(Collected data entries)

-- begin --

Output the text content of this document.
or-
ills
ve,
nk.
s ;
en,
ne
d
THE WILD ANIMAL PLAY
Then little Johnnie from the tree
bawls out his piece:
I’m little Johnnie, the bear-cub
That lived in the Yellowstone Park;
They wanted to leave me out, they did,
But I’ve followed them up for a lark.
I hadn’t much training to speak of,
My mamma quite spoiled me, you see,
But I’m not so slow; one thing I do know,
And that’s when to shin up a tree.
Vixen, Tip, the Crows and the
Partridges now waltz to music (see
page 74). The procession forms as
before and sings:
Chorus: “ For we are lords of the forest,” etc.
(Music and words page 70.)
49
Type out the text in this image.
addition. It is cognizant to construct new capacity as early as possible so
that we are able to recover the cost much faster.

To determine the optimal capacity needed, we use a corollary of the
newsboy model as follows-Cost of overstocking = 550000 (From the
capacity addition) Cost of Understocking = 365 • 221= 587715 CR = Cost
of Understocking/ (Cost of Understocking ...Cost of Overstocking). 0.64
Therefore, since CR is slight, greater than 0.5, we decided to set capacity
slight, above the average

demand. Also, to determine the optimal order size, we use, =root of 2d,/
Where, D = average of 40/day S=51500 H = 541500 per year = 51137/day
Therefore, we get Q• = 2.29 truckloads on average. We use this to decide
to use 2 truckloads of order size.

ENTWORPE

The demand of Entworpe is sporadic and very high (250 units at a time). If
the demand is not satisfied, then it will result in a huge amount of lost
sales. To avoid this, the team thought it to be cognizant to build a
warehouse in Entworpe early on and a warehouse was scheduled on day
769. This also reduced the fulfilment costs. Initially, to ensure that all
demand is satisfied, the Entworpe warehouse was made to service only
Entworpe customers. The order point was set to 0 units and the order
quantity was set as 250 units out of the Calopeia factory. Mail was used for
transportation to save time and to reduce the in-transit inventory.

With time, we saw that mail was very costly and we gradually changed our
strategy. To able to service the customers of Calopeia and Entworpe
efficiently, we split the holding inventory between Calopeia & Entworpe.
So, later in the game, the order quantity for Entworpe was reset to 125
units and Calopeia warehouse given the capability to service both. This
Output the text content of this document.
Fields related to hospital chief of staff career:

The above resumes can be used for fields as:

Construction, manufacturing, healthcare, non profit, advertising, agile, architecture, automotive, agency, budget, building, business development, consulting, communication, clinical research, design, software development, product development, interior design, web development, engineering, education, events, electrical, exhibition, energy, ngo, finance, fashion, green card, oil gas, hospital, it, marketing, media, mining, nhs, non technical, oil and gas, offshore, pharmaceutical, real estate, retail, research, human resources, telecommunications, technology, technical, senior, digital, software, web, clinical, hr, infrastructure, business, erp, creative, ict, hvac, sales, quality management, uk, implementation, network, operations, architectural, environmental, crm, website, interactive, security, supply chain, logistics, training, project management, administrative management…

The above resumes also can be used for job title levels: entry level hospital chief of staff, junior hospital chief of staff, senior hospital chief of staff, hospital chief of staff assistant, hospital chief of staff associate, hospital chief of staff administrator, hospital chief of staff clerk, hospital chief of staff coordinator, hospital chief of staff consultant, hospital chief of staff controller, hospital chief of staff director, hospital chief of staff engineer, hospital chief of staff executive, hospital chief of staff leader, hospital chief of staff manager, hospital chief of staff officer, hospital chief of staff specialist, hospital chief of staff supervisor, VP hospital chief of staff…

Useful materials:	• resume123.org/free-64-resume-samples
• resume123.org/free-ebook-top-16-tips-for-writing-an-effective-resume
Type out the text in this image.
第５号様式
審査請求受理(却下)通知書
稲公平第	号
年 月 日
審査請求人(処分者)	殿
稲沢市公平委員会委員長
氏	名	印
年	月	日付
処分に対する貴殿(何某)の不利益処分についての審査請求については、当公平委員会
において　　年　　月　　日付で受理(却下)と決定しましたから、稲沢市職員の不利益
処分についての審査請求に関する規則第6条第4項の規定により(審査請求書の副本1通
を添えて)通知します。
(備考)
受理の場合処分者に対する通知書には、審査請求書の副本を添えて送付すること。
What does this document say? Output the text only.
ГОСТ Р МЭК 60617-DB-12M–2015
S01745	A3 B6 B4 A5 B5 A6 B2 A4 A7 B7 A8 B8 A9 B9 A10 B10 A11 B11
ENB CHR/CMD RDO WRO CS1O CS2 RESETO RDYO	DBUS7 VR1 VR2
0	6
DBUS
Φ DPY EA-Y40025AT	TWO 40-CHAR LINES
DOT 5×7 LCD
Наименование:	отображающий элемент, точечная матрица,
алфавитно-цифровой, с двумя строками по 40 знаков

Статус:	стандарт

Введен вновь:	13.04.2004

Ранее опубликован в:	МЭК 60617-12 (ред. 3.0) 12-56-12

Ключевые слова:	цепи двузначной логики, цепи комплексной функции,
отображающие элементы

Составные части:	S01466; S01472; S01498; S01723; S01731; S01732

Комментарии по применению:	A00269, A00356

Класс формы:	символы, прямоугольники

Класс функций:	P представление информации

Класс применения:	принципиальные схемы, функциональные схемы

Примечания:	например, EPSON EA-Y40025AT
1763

-- end --

> [Exercise aim] Look through the records and gather every line containing "much".

> [Result for this task]
I hadn’t much training to speak of,
that we are able to recover the cost much faster.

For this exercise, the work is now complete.